● Task to complete
Search the material for the word "text" and report each line where it turns up.

● Given data
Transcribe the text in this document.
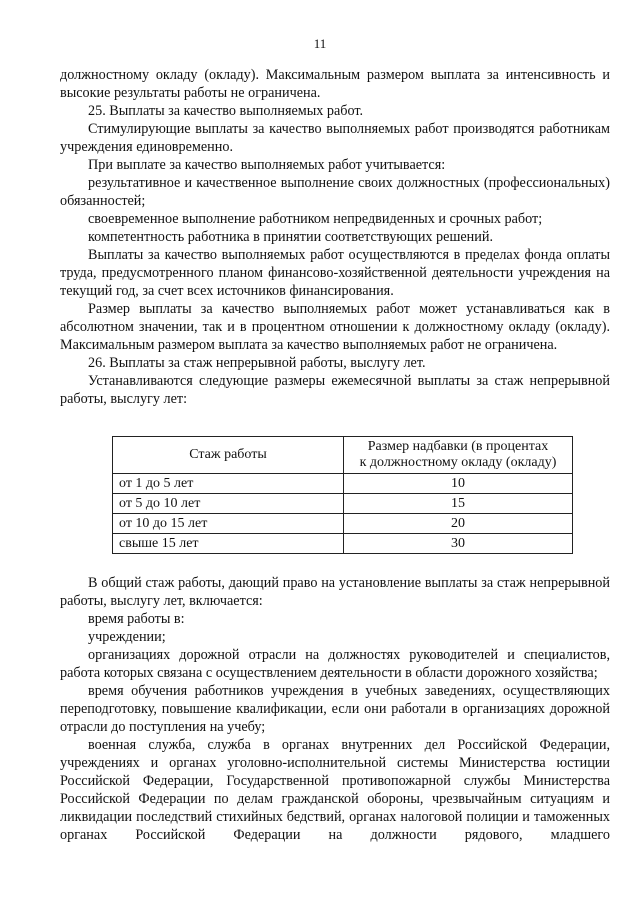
11

должностному окладу (окладу). Максимальным размером выплата за интенсивность и высокие результаты работы не ограничена.

25. Выплаты за качество выполняемых работ.

Стимулирующие выплаты за качество выполняемых работ производятся работникам учреждения единовременно.

При выплате за качество выполняемых работ учитывается:

результативное и качественное выполнение своих должностных (профессиональных) обязанностей;

своевременное выполнение работником непредвиденных и срочных работ;

компетентность работника в принятии соответствующих решений.

Выплаты за качество выполняемых работ осуществляются в пределах фонда оплаты труда, предусмотренного планом финансово-хозяйственной деятельности учреждения на текущий год, за счет всех источников финансирования.

Размер выплаты за качество выполняемых работ может устанавливаться как в абсолютном значении, так и в процентном отношении к должностному окладу (окладу). Максимальным размером выплата за качество выполняемых работ не ограничена.

26. Выплаты за стаж непрерывной работы, выслугу лет.

Устанавливаются следующие размеры ежемесячной выплаты за стаж непрерывной работы, выслугу лет:

Стаж работы	Размер надбавки (в процентах
к должностному окладу (окладу)

от 1 до 5 лет	10
от 5 до 10 лет	15
от 10 до 15 лет	20
свыше 15 лет	30

В общий стаж работы, дающий право на установление выплаты за стаж непрерывной работы, выслугу лет, включается:

время работы в:

учреждении;

организациях дорожной отрасли на должностях руководителей и специалистов, работа которых связана с осуществлением деятельности в области дорожного хозяйства;

время обучения работников учреждения в учебных заведениях, осуществляющих переподготовку, повышение квалификации, если они работали в организациях дорожной отрасли до поступления на учебу;

военная служба, служба в органах внутренних дел Российской Федерации, учреждениях и органах уголовно-исполнительной системы Министерства юстиции Российской Федерации, Государственной противопожарной службы Министерства Российской Федерации по делам гражданской обороны, чрезвычайным ситуациям и ликвидации последствий стихийных бедствий, органах налоговой полиции и таможенных органах Российской Федерации на должности рядового, младшего
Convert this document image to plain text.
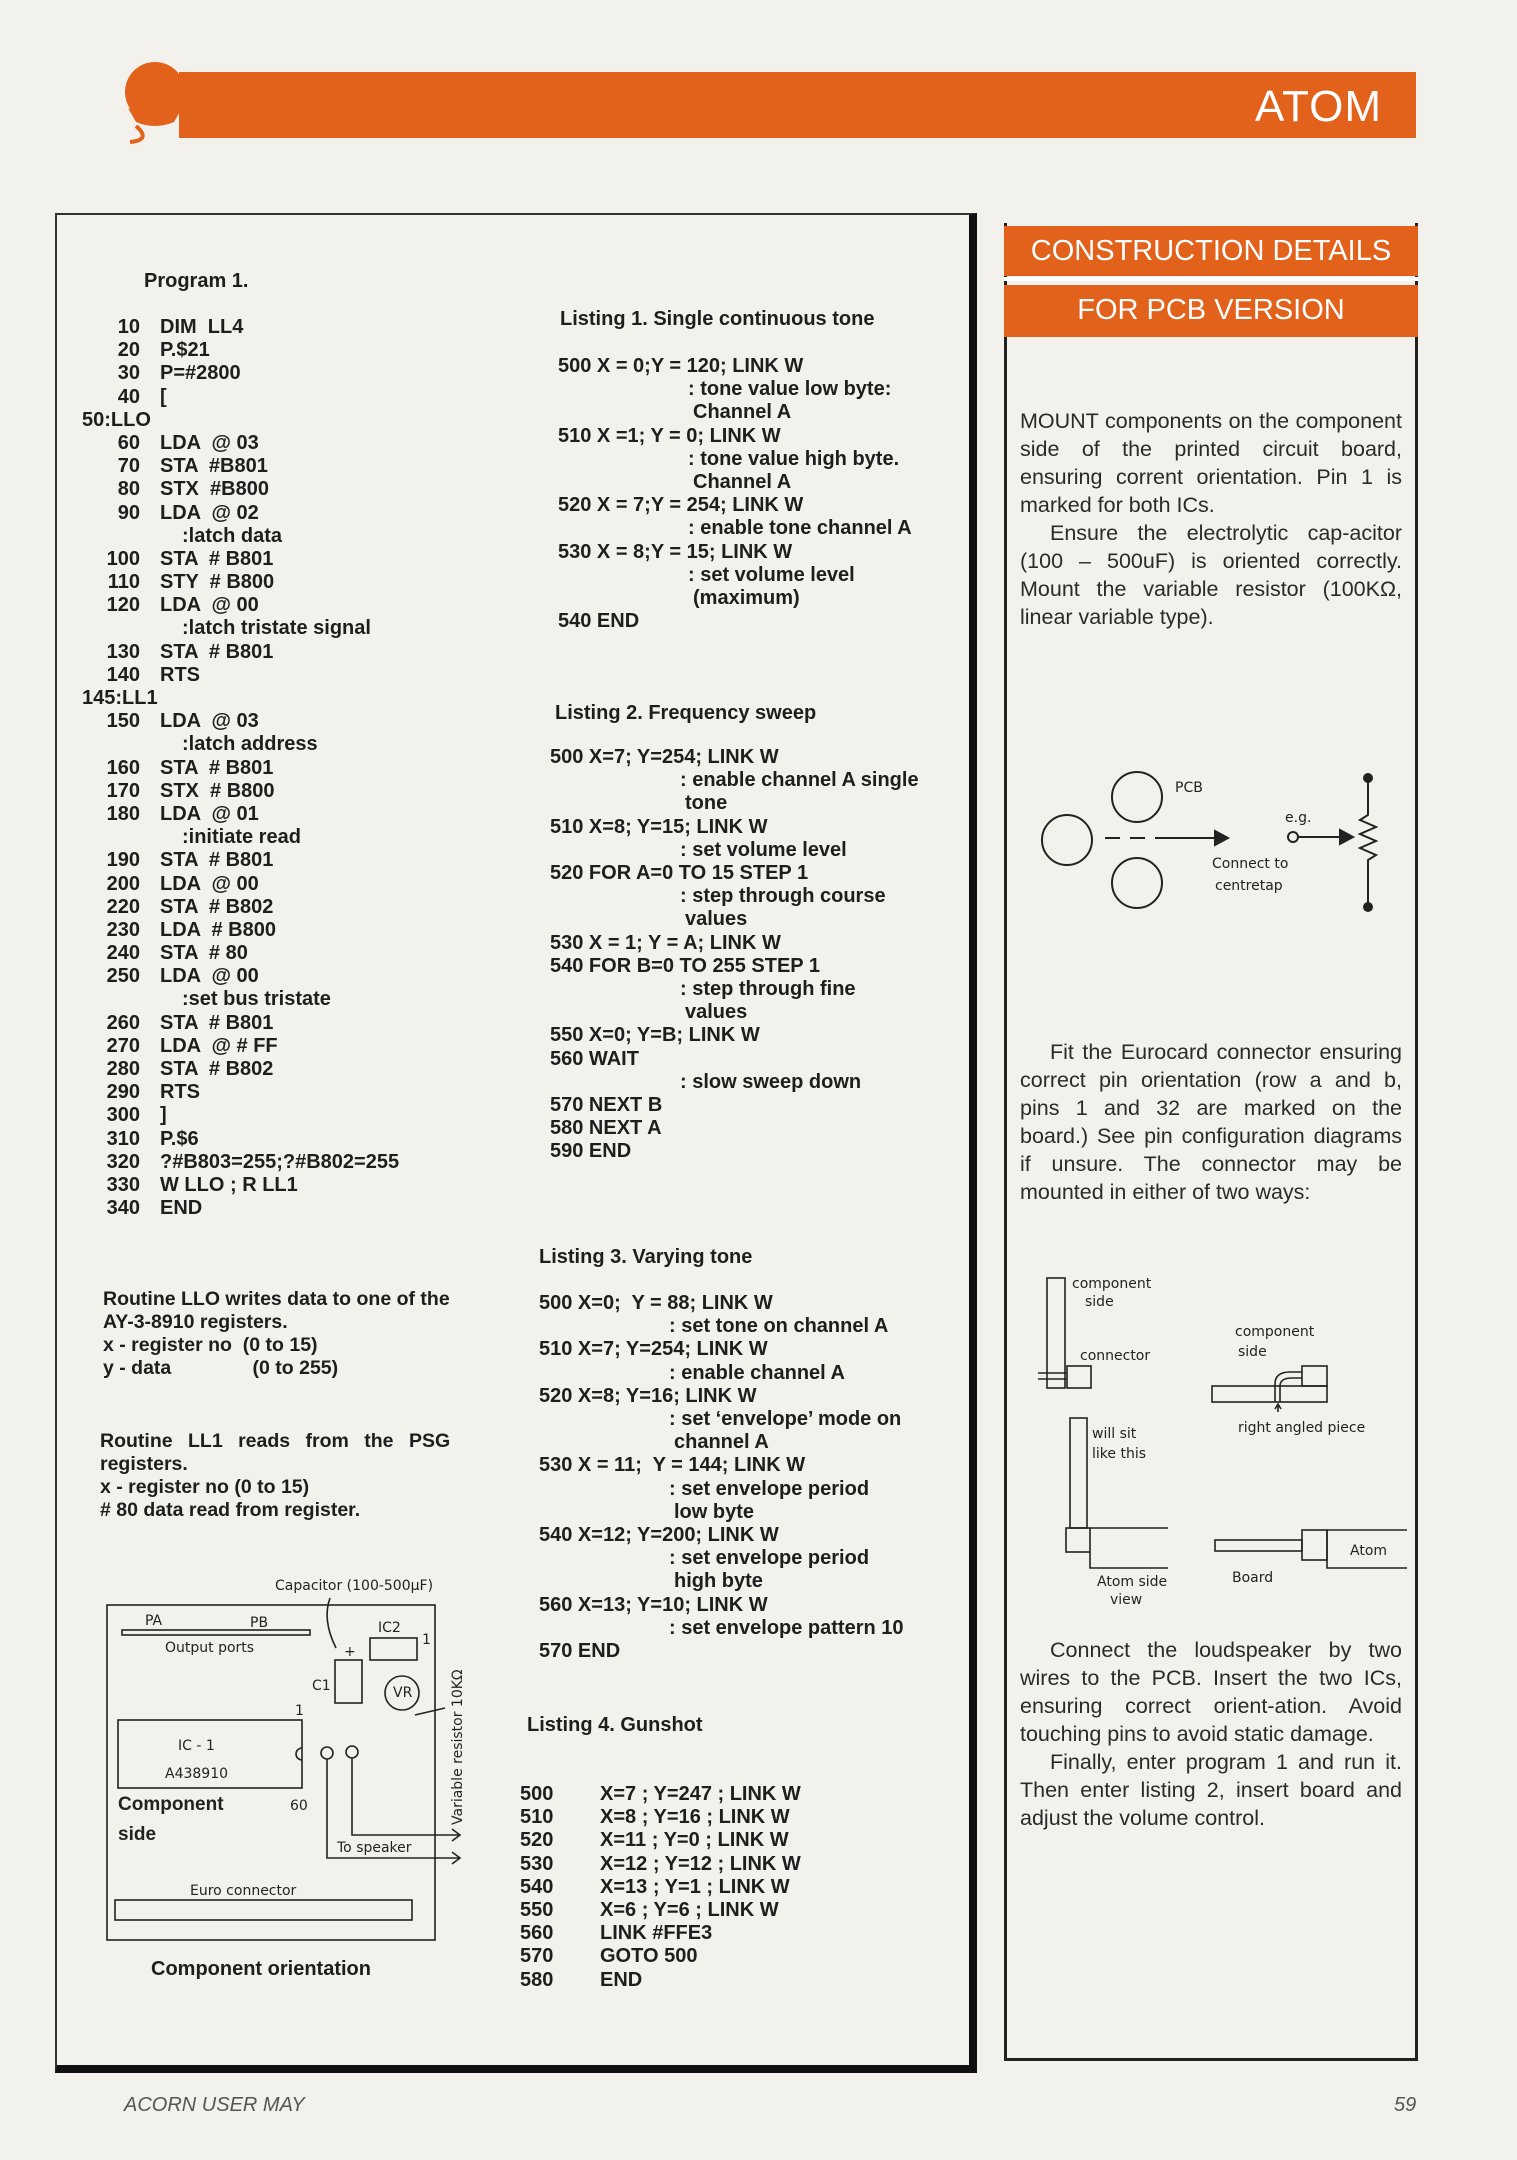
ATOM
Program 1.
10	DIM  LL4
20	P.$21
30	P=#2800
40	[
50:LLO
60	LDA  @ 03
70	STA  #B801
80	STX  #B800
90	LDA  @ 02
:latch data
100	STA  # B801
110	STY  # B800
120	LDA  @ 00
:latch tristate signal
130	STA  # B801
140	RTS
145:LL1
150	LDA  @ 03
:latch address
160	STA  # B801
170	STX  # B800
180	LDA  @ 01
:initiate read
190	STA  # B801
200	LDA  @ 00
220	STA  # B802
230	LDA  # B800
240	STA  # 80
250	LDA  @ 00
:set bus tristate
260	STA  # B801
270	LDA  @ # FF
280	STA  # B802
290	RTS
300	]
310	P.$6
320	?#B803=255;?#B802=255
330	W LLO ; R LL1
340	END
Routine LLO writes data to one of the
AY-3-8910 registers.
x - register no  (0 to 15)
y - data               (0 to 255)
Routine LL1 reads from the PSG
registers.
x - register no (0 to 15)
# 80 data read from register.
Capacitor (100-500μF)
PA	PB
Output ports
IC2
1
+
C1	VR
1
IC - 1
A438910
60
Component
side
To speaker
Euro connector
Variable resistor 10KΩ
Component orientation
Listing 1. Single continuous tone
500 X = 0;Y = 120; LINK W
: tone value low byte:
Channel A
510 X =1; Y = 0; LINK W
: tone value high byte.
Channel A
520 X = 7;Y = 254; LINK W
: enable tone channel A
530 X = 8;Y = 15; LINK W
: set volume level
(maximum)
540 END
Listing 2. Frequency sweep
500 X=7; Y=254; LINK W
: enable channel A single
tone
510 X=8; Y=15; LINK W
: set volume level
520 FOR A=0 TO 15 STEP 1
: step through course
values
530 X = 1; Y = A; LINK W
540 FOR B=0 TO 255 STEP 1
: step through fine
values
550 X=0; Y=B; LINK W
560 WAIT
: slow sweep down
570 NEXT B
580 NEXT A
590 END
Listing 3. Varying tone
500 X=0;  Y = 88; LINK W
: set tone on channel A
510 X=7; Y=254; LINK W
: enable channel A
520 X=8; Y=16; LINK W
: set ‘envelope’ mode on
channel A
530 X = 11;  Y = 144; LINK W
: set envelope period
low byte
540 X=12; Y=200; LINK W
: set envelope period
high byte
560 X=13; Y=10; LINK W
: set envelope pattern 10
570 END
Listing 4. Gunshot
500	X=7 ; Y=247 ; LINK W
510	X=8 ; Y=16 ; LINK W
520	X=11 ; Y=0 ; LINK W
530	X=12 ; Y=12 ; LINK W
540	X=13 ; Y=1 ; LINK W
550	X=6 ; Y=6 ; LINK W
560	LINK #FFE3
570	GOTO 500
580	END
CONSTRUCTION DETAILS
FOR PCB VERSION

MOUNT components on the component side of the printed circuit board, ensuring corrent orientation. Pin 1 is marked for both ICs.

Ensure the electrolytic cap-acitor (100 – 500uF) is oriented correctly. Mount the variable resistor (100KΩ, linear variable type).

PCB
e.g.
Connect to
centretap

Fit the Eurocard connector ensuring correct pin orientation (row a and b, pins 1 and 32 are marked on the board.) See pin configuration diagrams if unsure. The connector may be mounted in either of two ways:

component
side
connector
will sit
like this
Atom side
view
component
side
right angled piece
Board
Atom

Connect the loudspeaker by two wires to the PCB. Insert the two ICs, ensuring correct orient-ation. Avoid touching pins to avoid static damage.

Finally, enter program 1 and run it. Then enter listing 2, insert board and adjust the volume control.

ACORN USER MAY	59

● Output
Transcribe the text in this document.
Convert this document image to plain text.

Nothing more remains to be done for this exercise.